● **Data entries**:
※ ※ ※

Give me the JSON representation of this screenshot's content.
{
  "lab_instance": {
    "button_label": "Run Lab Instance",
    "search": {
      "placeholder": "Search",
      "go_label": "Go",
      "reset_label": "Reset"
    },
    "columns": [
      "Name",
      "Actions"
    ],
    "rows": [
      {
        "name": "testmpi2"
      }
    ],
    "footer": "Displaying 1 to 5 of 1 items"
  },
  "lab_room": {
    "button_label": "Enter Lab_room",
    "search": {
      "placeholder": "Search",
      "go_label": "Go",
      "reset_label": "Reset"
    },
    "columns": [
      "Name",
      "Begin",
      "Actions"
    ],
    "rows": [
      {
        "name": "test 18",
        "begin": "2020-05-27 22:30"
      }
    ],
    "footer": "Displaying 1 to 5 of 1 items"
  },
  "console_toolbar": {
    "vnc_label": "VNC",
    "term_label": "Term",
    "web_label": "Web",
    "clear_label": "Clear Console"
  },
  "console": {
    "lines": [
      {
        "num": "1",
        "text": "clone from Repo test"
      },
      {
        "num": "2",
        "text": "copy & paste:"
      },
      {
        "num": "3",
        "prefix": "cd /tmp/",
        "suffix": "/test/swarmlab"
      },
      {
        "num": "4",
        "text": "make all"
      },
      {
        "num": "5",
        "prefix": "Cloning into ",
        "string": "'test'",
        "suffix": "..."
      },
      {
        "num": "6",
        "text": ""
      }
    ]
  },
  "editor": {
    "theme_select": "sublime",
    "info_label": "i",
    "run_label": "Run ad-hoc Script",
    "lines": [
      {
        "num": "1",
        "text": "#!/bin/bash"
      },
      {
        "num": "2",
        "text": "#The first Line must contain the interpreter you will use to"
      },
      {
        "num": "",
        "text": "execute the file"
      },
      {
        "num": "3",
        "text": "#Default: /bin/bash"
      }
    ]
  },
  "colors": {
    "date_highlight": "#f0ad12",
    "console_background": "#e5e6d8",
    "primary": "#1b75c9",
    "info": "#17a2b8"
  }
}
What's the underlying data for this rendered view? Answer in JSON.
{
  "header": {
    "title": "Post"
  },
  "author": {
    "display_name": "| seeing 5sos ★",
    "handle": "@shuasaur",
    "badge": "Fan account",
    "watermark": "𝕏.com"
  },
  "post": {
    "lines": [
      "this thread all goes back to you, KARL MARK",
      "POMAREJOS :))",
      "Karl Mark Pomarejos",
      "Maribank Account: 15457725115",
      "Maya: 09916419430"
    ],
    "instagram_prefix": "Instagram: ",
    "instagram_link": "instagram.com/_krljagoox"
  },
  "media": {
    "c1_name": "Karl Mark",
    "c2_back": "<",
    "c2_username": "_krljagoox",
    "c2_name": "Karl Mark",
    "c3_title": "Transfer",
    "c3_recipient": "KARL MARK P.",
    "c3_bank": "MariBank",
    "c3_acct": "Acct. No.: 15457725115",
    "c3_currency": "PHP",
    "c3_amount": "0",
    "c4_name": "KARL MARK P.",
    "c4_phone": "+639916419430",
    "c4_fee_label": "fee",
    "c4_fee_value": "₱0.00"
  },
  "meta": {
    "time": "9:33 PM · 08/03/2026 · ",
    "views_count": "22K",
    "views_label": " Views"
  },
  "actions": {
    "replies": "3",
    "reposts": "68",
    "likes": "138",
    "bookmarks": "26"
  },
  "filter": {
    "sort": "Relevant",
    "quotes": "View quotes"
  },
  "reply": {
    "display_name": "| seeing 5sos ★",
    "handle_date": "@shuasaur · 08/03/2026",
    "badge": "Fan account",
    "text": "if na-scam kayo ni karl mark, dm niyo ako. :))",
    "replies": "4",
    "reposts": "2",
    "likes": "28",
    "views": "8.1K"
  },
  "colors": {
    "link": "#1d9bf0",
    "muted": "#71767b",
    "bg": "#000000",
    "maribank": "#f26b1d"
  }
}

※ ※ ※

● **TASK OBJECTIVE**:
Give again only the lines of the material above that run from the one with "What's the underlying" through the end, both included, exactly as they appear.

● **FINISHED EXERCISE**:
What's the underlying data for this rendered view? Answer in JSON.
{
  "header": {
    "title": "Post"
  },
  "author": {
    "display_name": "| seeing 5sos ★",
    "handle": "@shuasaur",
    "badge": "Fan account",
    "watermark": "𝕏.com"
  },
  "post": {
    "lines": [
      "this thread all goes back to you, KARL MARK",
      "POMAREJOS :))",
      "Karl Mark Pomarejos",
      "Maribank Account: 15457725115",
      "Maya: 09916419430"
    ],
    "instagram_prefix": "Instagram: ",
    "instagram_link": "instagram.com/_krljagoox"
  },
  "media": {
    "c1_name": "Karl Mark",
    "c2_back": "<",
    "c2_username": "_krljagoox",
    "c2_name": "Karl Mark",
    "c3_title": "Transfer",
    "c3_recipient": "KARL MARK P.",
    "c3_bank": "MariBank",
    "c3_acct": "Acct. No.: 15457725115",
    "c3_currency": "PHP",
    "c3_amount": "0",
    "c4_name": "KARL MARK P.",
    "c4_phone": "+639916419430",
    "c4_fee_label": "fee",
    "c4_fee_value": "₱0.00"
  },
  "meta": {
    "time": "9:33 PM · 08/03/2026 · ",
    "views_count": "22K",
    "views_label": " Views"
  },
  "actions": {
    "replies": "3",
    "reposts": "68",
    "likes": "138",
    "bookmarks": "26"
  },
  "filter": {
    "sort": "Relevant",
    "quotes": "View quotes"
  },
  "reply": {
    "display_name": "| seeing 5sos ★",
    "handle_date": "@shuasaur · 08/03/2026",
    "badge": "Fan account",
    "text": "if na-scam kayo ni karl mark, dm niyo ako. :))",
    "replies": "4",
    "reposts": "2",
    "likes": "28",
    "views": "8.1K"
  },
  "colors": {
    "link": "#1d9bf0",
    "muted": "#71767b",
    "bg": "#000000",
    "maribank": "#f26b1d"
  }
}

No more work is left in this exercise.